Figure record extracts
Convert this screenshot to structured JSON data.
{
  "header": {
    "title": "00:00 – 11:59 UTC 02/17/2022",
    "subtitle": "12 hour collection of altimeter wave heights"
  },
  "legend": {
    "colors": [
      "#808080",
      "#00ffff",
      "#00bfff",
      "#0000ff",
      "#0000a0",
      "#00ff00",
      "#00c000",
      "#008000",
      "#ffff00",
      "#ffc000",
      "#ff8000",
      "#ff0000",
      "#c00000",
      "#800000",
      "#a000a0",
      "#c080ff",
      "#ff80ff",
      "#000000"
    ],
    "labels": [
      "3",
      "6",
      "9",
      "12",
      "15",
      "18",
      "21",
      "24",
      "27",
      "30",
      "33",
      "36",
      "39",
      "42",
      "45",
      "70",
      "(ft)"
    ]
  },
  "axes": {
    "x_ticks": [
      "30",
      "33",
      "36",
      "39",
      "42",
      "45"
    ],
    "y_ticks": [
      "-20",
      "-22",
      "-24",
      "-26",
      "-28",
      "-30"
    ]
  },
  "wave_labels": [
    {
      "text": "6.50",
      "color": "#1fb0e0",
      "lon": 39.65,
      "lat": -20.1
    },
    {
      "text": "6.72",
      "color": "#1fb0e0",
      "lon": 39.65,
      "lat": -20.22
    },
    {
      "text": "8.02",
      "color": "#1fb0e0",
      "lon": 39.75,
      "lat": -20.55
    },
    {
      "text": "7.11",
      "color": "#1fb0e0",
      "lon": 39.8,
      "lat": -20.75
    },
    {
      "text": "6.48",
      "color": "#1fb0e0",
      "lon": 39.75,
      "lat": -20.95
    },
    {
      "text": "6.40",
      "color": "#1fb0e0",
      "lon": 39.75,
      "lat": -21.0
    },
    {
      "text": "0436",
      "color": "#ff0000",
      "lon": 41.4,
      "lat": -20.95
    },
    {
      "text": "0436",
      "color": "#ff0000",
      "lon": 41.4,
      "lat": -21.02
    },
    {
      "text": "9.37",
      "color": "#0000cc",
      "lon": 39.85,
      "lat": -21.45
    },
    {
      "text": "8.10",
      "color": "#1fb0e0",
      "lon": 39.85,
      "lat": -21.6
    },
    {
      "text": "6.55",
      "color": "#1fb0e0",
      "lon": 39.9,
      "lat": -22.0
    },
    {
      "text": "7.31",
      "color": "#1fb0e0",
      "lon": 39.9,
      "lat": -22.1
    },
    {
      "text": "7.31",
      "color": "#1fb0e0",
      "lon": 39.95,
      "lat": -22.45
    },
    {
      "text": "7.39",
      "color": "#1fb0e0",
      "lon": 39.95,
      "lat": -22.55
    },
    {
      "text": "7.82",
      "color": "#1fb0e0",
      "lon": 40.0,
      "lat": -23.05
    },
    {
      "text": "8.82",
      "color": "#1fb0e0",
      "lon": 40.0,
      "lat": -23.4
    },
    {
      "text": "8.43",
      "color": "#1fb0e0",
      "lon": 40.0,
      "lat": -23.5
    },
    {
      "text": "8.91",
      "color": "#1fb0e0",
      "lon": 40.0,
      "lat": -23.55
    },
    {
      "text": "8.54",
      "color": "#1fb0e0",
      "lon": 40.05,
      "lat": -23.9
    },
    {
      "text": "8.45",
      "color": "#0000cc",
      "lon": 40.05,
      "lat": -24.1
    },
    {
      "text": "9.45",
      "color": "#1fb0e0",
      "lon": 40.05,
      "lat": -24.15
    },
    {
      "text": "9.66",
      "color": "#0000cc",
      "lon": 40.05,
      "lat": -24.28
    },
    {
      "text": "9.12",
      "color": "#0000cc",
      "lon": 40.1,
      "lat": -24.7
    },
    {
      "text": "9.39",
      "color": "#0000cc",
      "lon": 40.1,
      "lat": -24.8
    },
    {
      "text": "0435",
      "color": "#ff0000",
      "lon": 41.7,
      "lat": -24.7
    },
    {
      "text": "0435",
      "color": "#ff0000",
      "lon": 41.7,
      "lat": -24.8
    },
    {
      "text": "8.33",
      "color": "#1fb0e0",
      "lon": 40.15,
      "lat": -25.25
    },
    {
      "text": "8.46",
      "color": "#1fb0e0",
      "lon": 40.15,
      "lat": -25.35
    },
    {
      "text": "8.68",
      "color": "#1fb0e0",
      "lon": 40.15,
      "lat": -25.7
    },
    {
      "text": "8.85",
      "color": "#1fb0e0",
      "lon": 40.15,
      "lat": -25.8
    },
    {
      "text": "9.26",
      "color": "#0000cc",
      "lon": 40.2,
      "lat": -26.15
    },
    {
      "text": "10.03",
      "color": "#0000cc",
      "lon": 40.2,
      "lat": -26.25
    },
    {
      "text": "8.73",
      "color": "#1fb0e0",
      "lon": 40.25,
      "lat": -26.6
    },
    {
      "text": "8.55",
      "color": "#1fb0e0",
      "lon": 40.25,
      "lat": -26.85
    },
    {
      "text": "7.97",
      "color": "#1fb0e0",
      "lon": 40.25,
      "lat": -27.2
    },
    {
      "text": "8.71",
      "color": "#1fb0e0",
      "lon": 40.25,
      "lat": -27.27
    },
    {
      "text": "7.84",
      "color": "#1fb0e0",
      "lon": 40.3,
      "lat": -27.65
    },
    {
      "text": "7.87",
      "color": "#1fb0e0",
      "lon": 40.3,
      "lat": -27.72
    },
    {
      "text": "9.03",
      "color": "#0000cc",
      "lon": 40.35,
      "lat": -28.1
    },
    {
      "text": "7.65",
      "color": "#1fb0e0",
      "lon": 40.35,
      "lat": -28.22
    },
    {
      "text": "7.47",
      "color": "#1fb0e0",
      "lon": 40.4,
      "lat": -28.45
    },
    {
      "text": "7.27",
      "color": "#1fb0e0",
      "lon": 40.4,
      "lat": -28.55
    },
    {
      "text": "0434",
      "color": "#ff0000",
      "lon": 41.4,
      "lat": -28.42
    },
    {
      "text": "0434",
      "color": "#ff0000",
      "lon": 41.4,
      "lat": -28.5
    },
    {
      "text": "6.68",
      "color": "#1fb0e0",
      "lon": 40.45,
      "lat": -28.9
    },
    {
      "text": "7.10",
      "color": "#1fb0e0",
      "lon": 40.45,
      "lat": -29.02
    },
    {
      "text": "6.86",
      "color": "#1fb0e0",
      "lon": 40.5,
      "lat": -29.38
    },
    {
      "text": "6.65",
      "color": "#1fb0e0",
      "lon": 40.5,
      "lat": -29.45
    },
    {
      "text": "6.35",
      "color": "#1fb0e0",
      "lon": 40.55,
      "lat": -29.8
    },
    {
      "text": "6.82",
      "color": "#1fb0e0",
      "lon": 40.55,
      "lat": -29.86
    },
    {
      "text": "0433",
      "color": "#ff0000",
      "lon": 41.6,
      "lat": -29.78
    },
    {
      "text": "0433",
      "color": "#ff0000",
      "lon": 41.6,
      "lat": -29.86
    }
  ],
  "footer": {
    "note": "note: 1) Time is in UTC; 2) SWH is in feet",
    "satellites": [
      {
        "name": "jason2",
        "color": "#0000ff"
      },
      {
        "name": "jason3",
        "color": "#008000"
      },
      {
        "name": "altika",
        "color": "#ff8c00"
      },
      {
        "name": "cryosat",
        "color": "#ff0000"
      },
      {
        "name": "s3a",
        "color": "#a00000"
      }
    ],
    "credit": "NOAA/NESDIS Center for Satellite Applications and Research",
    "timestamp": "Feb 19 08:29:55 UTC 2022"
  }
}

• _Aim of the exercise_
Type out all of the material again, word for word.

• _Output of the exercise_
Convert this screenshot to structured JSON data.
{
  "header": {
    "title": "00:00 – 11:59 UTC 02/17/2022",
    "subtitle": "12 hour collection of altimeter wave heights"
  },
  "legend": {
    "colors": [
      "#808080",
      "#00ffff",
      "#00bfff",
      "#0000ff",
      "#0000a0",
      "#00ff00",
      "#00c000",
      "#008000",
      "#ffff00",
      "#ffc000",
      "#ff8000",
      "#ff0000",
      "#c00000",
      "#800000",
      "#a000a0",
      "#c080ff",
      "#ff80ff",
      "#000000"
    ],
    "labels": [
      "3",
      "6",
      "9",
      "12",
      "15",
      "18",
      "21",
      "24",
      "27",
      "30",
      "33",
      "36",
      "39",
      "42",
      "45",
      "70",
      "(ft)"
    ]
  },
  "axes": {
    "x_ticks": [
      "30",
      "33",
      "36",
      "39",
      "42",
      "45"
    ],
    "y_ticks": [
      "-20",
      "-22",
      "-24",
      "-26",
      "-28",
      "-30"
    ]
  },
  "wave_labels": [
    {
      "text": "6.50",
      "color": "#1fb0e0",
      "lon": 39.65,
      "lat": -20.1
    },
    {
      "text": "6.72",
      "color": "#1fb0e0",
      "lon": 39.65,
      "lat": -20.22
    },
    {
      "text": "8.02",
      "color": "#1fb0e0",
      "lon": 39.75,
      "lat": -20.55
    },
    {
      "text": "7.11",
      "color": "#1fb0e0",
      "lon": 39.8,
      "lat": -20.75
    },
    {
      "text": "6.48",
      "color": "#1fb0e0",
      "lon": 39.75,
      "lat": -20.95
    },
    {
      "text": "6.40",
      "color": "#1fb0e0",
      "lon": 39.75,
      "lat": -21.0
    },
    {
      "text": "0436",
      "color": "#ff0000",
      "lon": 41.4,
      "lat": -20.95
    },
    {
      "text": "0436",
      "color": "#ff0000",
      "lon": 41.4,
      "lat": -21.02
    },
    {
      "text": "9.37",
      "color": "#0000cc",
      "lon": 39.85,
      "lat": -21.45
    },
    {
      "text": "8.10",
      "color": "#1fb0e0",
      "lon": 39.85,
      "lat": -21.6
    },
    {
      "text": "6.55",
      "color": "#1fb0e0",
      "lon": 39.9,
      "lat": -22.0
    },
    {
      "text": "7.31",
      "color": "#1fb0e0",
      "lon": 39.9,
      "lat": -22.1
    },
    {
      "text": "7.31",
      "color": "#1fb0e0",
      "lon": 39.95,
      "lat": -22.45
    },
    {
      "text": "7.39",
      "color": "#1fb0e0",
      "lon": 39.95,
      "lat": -22.55
    },
    {
      "text": "7.82",
      "color": "#1fb0e0",
      "lon": 40.0,
      "lat": -23.05
    },
    {
      "text": "8.82",
      "color": "#1fb0e0",
      "lon": 40.0,
      "lat": -23.4
    },
    {
      "text": "8.43",
      "color": "#1fb0e0",
      "lon": 40.0,
      "lat": -23.5
    },
    {
      "text": "8.91",
      "color": "#1fb0e0",
      "lon": 40.0,
      "lat": -23.55
    },
    {
      "text": "8.54",
      "color": "#1fb0e0",
      "lon": 40.05,
      "lat": -23.9
    },
    {
      "text": "8.45",
      "color": "#0000cc",
      "lon": 40.05,
      "lat": -24.1
    },
    {
      "text": "9.45",
      "color": "#1fb0e0",
      "lon": 40.05,
      "lat": -24.15
    },
    {
      "text": "9.66",
      "color": "#0000cc",
      "lon": 40.05,
      "lat": -24.28
    },
    {
      "text": "9.12",
      "color": "#0000cc",
      "lon": 40.1,
      "lat": -24.7
    },
    {
      "text": "9.39",
      "color": "#0000cc",
      "lon": 40.1,
      "lat": -24.8
    },
    {
      "text": "0435",
      "color": "#ff0000",
      "lon": 41.7,
      "lat": -24.7
    },
    {
      "text": "0435",
      "color": "#ff0000",
      "lon": 41.7,
      "lat": -24.8
    },
    {
      "text": "8.33",
      "color": "#1fb0e0",
      "lon": 40.15,
      "lat": -25.25
    },
    {
      "text": "8.46",
      "color": "#1fb0e0",
      "lon": 40.15,
      "lat": -25.35
    },
    {
      "text": "8.68",
      "color": "#1fb0e0",
      "lon": 40.15,
      "lat": -25.7
    },
    {
      "text": "8.85",
      "color": "#1fb0e0",
      "lon": 40.15,
      "lat": -25.8
    },
    {
      "text": "9.26",
      "color": "#0000cc",
      "lon": 40.2,
      "lat": -26.15
    },
    {
      "text": "10.03",
      "color": "#0000cc",
      "lon": 40.2,
      "lat": -26.25
    },
    {
      "text": "8.73",
      "color": "#1fb0e0",
      "lon": 40.25,
      "lat": -26.6
    },
    {
      "text": "8.55",
      "color": "#1fb0e0",
      "lon": 40.25,
      "lat": -26.85
    },
    {
      "text": "7.97",
      "color": "#1fb0e0",
      "lon": 40.25,
      "lat": -27.2
    },
    {
      "text": "8.71",
      "color": "#1fb0e0",
      "lon": 40.25,
      "lat": -27.27
    },
    {
      "text": "7.84",
      "color": "#1fb0e0",
      "lon": 40.3,
      "lat": -27.65
    },
    {
      "text": "7.87",
      "color": "#1fb0e0",
      "lon": 40.3,
      "lat": -27.72
    },
    {
      "text": "9.03",
      "color": "#0000cc",
      "lon": 40.35,
      "lat": -28.1
    },
    {
      "text": "7.65",
      "color": "#1fb0e0",
      "lon": 40.35,
      "lat": -28.22
    },
    {
      "text": "7.47",
      "color": "#1fb0e0",
      "lon": 40.4,
      "lat": -28.45
    },
    {
      "text": "7.27",
      "color": "#1fb0e0",
      "lon": 40.4,
      "lat": -28.55
    },
    {
      "text": "0434",
      "color": "#ff0000",
      "lon": 41.4,
      "lat": -28.42
    },
    {
      "text": "0434",
      "color": "#ff0000",
      "lon": 41.4,
      "lat": -28.5
    },
    {
      "text": "6.68",
      "color": "#1fb0e0",
      "lon": 40.45,
      "lat": -28.9
    },
    {
      "text": "7.10",
      "color": "#1fb0e0",
      "lon": 40.45,
      "lat": -29.02
    },
    {
      "text": "6.86",
      "color": "#1fb0e0",
      "lon": 40.5,
      "lat": -29.38
    },
    {
      "text": "6.65",
      "color": "#1fb0e0",
      "lon": 40.5,
      "lat": -29.45
    },
    {
      "text": "6.35",
      "color": "#1fb0e0",
      "lon": 40.55,
      "lat": -29.8
    },
    {
      "text": "6.82",
      "color": "#1fb0e0",
      "lon": 40.55,
      "lat": -29.86
    },
    {
      "text": "0433",
      "color": "#ff0000",
      "lon": 41.6,
      "lat": -29.78
    },
    {
      "text": "0433",
      "color": "#ff0000",
      "lon": 41.6,
      "lat": -29.86
    }
  ],
  "footer": {
    "note": "note: 1) Time is in UTC; 2) SWH is in feet",
    "satellites": [
      {
        "name": "jason2",
        "color": "#0000ff"
      },
      {
        "name": "jason3",
        "color": "#008000"
      },
      {
        "name": "altika",
        "color": "#ff8c00"
      },
      {
        "name": "cryosat",
        "color": "#ff0000"
      },
      {
        "name": "s3a",
        "color": "#a00000"
      }
    ],
    "credit": "NOAA/NESDIS Center for Satellite Applications and Research",
    "timestamp": "Feb 19 08:29:55 UTC 2022"
  }
}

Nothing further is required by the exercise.